→ GOAL OF THE EXERCISE: Copy each line of the listing below exactly.

→ MATERIAL FOR THIS TASK:
-=-=-=-=-

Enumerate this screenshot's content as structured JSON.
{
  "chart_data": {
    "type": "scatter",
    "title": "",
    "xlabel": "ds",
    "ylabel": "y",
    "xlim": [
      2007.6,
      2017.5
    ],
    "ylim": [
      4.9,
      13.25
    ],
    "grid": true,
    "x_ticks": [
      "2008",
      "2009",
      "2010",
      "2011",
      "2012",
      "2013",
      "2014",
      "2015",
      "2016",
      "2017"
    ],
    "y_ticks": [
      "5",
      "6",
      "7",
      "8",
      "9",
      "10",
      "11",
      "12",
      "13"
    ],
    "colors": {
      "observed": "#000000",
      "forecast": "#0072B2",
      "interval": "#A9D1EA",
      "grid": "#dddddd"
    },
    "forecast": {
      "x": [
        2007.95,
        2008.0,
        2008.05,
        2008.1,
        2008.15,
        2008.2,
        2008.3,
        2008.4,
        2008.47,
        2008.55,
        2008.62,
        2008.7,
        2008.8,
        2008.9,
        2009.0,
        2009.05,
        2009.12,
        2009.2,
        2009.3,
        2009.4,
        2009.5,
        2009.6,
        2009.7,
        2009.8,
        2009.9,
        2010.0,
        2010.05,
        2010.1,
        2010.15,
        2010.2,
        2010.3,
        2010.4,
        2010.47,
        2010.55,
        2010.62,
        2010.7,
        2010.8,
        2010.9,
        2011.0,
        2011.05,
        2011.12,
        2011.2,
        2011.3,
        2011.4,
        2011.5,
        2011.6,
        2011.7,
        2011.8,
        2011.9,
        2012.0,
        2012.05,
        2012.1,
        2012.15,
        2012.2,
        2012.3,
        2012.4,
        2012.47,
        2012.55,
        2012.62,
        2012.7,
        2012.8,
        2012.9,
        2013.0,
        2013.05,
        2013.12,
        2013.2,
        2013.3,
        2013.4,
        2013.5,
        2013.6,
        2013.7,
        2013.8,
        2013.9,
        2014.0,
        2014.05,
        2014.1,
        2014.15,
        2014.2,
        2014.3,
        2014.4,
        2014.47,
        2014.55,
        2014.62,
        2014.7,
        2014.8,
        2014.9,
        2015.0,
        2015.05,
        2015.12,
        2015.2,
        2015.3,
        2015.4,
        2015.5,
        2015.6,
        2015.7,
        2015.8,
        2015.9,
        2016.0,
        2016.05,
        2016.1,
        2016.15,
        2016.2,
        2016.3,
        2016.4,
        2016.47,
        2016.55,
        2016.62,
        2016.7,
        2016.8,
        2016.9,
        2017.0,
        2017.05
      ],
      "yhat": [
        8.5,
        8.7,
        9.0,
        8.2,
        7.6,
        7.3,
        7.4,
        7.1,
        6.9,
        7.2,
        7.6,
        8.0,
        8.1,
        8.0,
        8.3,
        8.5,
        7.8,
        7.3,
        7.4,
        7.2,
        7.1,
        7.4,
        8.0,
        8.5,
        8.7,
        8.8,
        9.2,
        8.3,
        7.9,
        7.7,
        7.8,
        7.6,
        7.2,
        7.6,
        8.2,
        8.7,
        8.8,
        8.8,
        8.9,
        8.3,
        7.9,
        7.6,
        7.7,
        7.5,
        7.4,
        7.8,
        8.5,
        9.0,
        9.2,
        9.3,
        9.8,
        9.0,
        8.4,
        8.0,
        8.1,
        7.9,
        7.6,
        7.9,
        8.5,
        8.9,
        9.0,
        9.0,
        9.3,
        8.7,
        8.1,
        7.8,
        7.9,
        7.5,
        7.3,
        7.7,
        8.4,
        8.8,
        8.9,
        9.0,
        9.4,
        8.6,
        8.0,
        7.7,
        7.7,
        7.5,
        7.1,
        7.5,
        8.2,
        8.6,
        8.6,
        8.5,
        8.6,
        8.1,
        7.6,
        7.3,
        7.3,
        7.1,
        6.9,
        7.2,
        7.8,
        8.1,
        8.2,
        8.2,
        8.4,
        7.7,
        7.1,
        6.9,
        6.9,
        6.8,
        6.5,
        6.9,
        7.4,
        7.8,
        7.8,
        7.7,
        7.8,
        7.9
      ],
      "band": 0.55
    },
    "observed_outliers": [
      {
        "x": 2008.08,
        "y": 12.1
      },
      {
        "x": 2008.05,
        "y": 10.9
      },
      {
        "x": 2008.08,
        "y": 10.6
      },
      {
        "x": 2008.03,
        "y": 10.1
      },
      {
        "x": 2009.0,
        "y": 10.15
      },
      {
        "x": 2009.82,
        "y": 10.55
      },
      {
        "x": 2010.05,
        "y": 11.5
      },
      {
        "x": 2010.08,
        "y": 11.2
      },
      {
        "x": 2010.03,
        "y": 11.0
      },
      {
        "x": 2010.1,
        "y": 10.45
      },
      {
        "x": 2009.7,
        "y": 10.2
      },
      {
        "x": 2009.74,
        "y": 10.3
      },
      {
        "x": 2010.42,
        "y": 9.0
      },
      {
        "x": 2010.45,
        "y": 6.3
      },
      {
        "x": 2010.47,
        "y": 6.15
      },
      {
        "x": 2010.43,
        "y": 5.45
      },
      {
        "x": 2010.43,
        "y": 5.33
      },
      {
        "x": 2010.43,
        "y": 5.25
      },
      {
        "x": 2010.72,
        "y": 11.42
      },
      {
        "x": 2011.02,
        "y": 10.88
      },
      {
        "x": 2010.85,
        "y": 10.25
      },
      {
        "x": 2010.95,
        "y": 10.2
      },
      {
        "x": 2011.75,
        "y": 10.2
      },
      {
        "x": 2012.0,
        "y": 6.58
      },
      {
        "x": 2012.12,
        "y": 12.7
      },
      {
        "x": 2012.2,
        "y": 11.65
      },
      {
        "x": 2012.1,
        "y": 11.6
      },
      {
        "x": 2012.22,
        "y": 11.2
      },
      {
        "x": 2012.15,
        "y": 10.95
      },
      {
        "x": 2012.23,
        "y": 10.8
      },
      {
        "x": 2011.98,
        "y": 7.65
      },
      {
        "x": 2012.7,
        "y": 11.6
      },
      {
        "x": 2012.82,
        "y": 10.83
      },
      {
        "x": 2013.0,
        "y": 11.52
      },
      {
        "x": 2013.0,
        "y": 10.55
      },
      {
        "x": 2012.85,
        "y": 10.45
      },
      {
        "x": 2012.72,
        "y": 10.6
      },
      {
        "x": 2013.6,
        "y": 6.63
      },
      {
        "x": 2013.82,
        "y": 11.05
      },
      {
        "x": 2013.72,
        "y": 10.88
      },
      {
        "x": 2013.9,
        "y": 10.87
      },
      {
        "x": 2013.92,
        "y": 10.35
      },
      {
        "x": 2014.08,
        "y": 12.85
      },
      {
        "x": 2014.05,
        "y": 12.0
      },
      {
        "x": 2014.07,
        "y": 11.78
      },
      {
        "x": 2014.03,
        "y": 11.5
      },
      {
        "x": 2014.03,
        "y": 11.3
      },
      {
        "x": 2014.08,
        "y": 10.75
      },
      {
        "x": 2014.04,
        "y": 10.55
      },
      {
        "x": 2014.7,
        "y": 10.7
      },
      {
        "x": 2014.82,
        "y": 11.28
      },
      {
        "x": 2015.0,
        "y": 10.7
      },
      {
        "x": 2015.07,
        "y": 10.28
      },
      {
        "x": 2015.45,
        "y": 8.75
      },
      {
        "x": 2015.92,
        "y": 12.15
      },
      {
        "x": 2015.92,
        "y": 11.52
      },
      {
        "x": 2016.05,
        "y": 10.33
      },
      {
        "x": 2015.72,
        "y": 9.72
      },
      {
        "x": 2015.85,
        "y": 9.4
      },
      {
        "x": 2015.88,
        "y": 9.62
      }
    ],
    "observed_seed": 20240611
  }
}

-=-=-=-=-

→ OUTPUT OF THE TASK:
Enumerate this screenshot's content as structured JSON.
{
  "chart_data": {
    "type": "scatter",
    "title": "",
    "xlabel": "ds",
    "ylabel": "y",
    "xlim": [
      2007.6,
      2017.5
    ],
    "ylim": [
      4.9,
      13.25
    ],
    "grid": true,
    "x_ticks": [
      "2008",
      "2009",
      "2010",
      "2011",
      "2012",
      "2013",
      "2014",
      "2015",
      "2016",
      "2017"
    ],
    "y_ticks": [
      "5",
      "6",
      "7",
      "8",
      "9",
      "10",
      "11",
      "12",
      "13"
    ],
    "colors": {
      "observed": "#000000",
      "forecast": "#0072B2",
      "interval": "#A9D1EA",
      "grid": "#dddddd"
    },
    "forecast": {
      "x": [
        2007.95,
        2008.0,
        2008.05,
        2008.1,
        2008.15,
        2008.2,
        2008.3,
        2008.4,
        2008.47,
        2008.55,
        2008.62,
        2008.7,
        2008.8,
        2008.9,
        2009.0,
        2009.05,
        2009.12,
        2009.2,
        2009.3,
        2009.4,
        2009.5,
        2009.6,
        2009.7,
        2009.8,
        2009.9,
        2010.0,
        2010.05,
        2010.1,
        2010.15,
        2010.2,
        2010.3,
        2010.4,
        2010.47,
        2010.55,
        2010.62,
        2010.7,
        2010.8,
        2010.9,
        2011.0,
        2011.05,
        2011.12,
        2011.2,
        2011.3,
        2011.4,
        2011.5,
        2011.6,
        2011.7,
        2011.8,
        2011.9,
        2012.0,
        2012.05,
        2012.1,
        2012.15,
        2012.2,
        2012.3,
        2012.4,
        2012.47,
        2012.55,
        2012.62,
        2012.7,
        2012.8,
        2012.9,
        2013.0,
        2013.05,
        2013.12,
        2013.2,
        2013.3,
        2013.4,
        2013.5,
        2013.6,
        2013.7,
        2013.8,
        2013.9,
        2014.0,
        2014.05,
        2014.1,
        2014.15,
        2014.2,
        2014.3,
        2014.4,
        2014.47,
        2014.55,
        2014.62,
        2014.7,
        2014.8,
        2014.9,
        2015.0,
        2015.05,
        2015.12,
        2015.2,
        2015.3,
        2015.4,
        2015.5,
        2015.6,
        2015.7,
        2015.8,
        2015.9,
        2016.0,
        2016.05,
        2016.1,
        2016.15,
        2016.2,
        2016.3,
        2016.4,
        2016.47,
        2016.55,
        2016.62,
        2016.7,
        2016.8,
        2016.9,
        2017.0,
        2017.05
      ],
      "yhat": [
        8.5,
        8.7,
        9.0,
        8.2,
        7.6,
        7.3,
        7.4,
        7.1,
        6.9,
        7.2,
        7.6,
        8.0,
        8.1,
        8.0,
        8.3,
        8.5,
        7.8,
        7.3,
        7.4,
        7.2,
        7.1,
        7.4,
        8.0,
        8.5,
        8.7,
        8.8,
        9.2,
        8.3,
        7.9,
        7.7,
        7.8,
        7.6,
        7.2,
        7.6,
        8.2,
        8.7,
        8.8,
        8.8,
        8.9,
        8.3,
        7.9,
        7.6,
        7.7,
        7.5,
        7.4,
        7.8,
        8.5,
        9.0,
        9.2,
        9.3,
        9.8,
        9.0,
        8.4,
        8.0,
        8.1,
        7.9,
        7.6,
        7.9,
        8.5,
        8.9,
        9.0,
        9.0,
        9.3,
        8.7,
        8.1,
        7.8,
        7.9,
        7.5,
        7.3,
        7.7,
        8.4,
        8.8,
        8.9,
        9.0,
        9.4,
        8.6,
        8.0,
        7.7,
        7.7,
        7.5,
        7.1,
        7.5,
        8.2,
        8.6,
        8.6,
        8.5,
        8.6,
        8.1,
        7.6,
        7.3,
        7.3,
        7.1,
        6.9,
        7.2,
        7.8,
        8.1,
        8.2,
        8.2,
        8.4,
        7.7,
        7.1,
        6.9,
        6.9,
        6.8,
        6.5,
        6.9,
        7.4,
        7.8,
        7.8,
        7.7,
        7.8,
        7.9
      ],
      "band": 0.55
    },
    "observed_outliers": [
      {
        "x": 2008.08,
        "y": 12.1
      },
      {
        "x": 2008.05,
        "y": 10.9
      },
      {
        "x": 2008.08,
        "y": 10.6
      },
      {
        "x": 2008.03,
        "y": 10.1
      },
      {
        "x": 2009.0,
        "y": 10.15
      },
      {
        "x": 2009.82,
        "y": 10.55
      },
      {
        "x": 2010.05,
        "y": 11.5
      },
      {
        "x": 2010.08,
        "y": 11.2
      },
      {
        "x": 2010.03,
        "y": 11.0
      },
      {
        "x": 2010.1,
        "y": 10.45
      },
      {
        "x": 2009.7,
        "y": 10.2
      },
      {
        "x": 2009.74,
        "y": 10.3
      },
      {
        "x": 2010.42,
        "y": 9.0
      },
      {
        "x": 2010.45,
        "y": 6.3
      },
      {
        "x": 2010.47,
        "y": 6.15
      },
      {
        "x": 2010.43,
        "y": 5.45
      },
      {
        "x": 2010.43,
        "y": 5.33
      },
      {
        "x": 2010.43,
        "y": 5.25
      },
      {
        "x": 2010.72,
        "y": 11.42
      },
      {
        "x": 2011.02,
        "y": 10.88
      },
      {
        "x": 2010.85,
        "y": 10.25
      },
      {
        "x": 2010.95,
        "y": 10.2
      },
      {
        "x": 2011.75,
        "y": 10.2
      },
      {
        "x": 2012.0,
        "y": 6.58
      },
      {
        "x": 2012.12,
        "y": 12.7
      },
      {
        "x": 2012.2,
        "y": 11.65
      },
      {
        "x": 2012.1,
        "y": 11.6
      },
      {
        "x": 2012.22,
        "y": 11.2
      },
      {
        "x": 2012.15,
        "y": 10.95
      },
      {
        "x": 2012.23,
        "y": 10.8
      },
      {
        "x": 2011.98,
        "y": 7.65
      },
      {
        "x": 2012.7,
        "y": 11.6
      },
      {
        "x": 2012.82,
        "y": 10.83
      },
      {
        "x": 2013.0,
        "y": 11.52
      },
      {
        "x": 2013.0,
        "y": 10.55
      },
      {
        "x": 2012.85,
        "y": 10.45
      },
      {
        "x": 2012.72,
        "y": 10.6
      },
      {
        "x": 2013.6,
        "y": 6.63
      },
      {
        "x": 2013.82,
        "y": 11.05
      },
      {
        "x": 2013.72,
        "y": 10.88
      },
      {
        "x": 2013.9,
        "y": 10.87
      },
      {
        "x": 2013.92,
        "y": 10.35
      },
      {
        "x": 2014.08,
        "y": 12.85
      },
      {
        "x": 2014.05,
        "y": 12.0
      },
      {
        "x": 2014.07,
        "y": 11.78
      },
      {
        "x": 2014.03,
        "y": 11.5
      },
      {
        "x": 2014.03,
        "y": 11.3
      },
      {
        "x": 2014.08,
        "y": 10.75
      },
      {
        "x": 2014.04,
        "y": 10.55
      },
      {
        "x": 2014.7,
        "y": 10.7
      },
      {
        "x": 2014.82,
        "y": 11.28
      },
      {
        "x": 2015.0,
        "y": 10.7
      },
      {
        "x": 2015.07,
        "y": 10.28
      },
      {
        "x": 2015.45,
        "y": 8.75
      },
      {
        "x": 2015.92,
        "y": 12.15
      },
      {
        "x": 2015.92,
        "y": 11.52
      },
      {
        "x": 2016.05,
        "y": 10.33
      },
      {
        "x": 2015.72,
        "y": 9.72
      },
      {
        "x": 2015.85,
        "y": 9.4
      },
      {
        "x": 2015.88,
        "y": 9.62
      }
    ],
    "observed_seed": 20240611
  }
}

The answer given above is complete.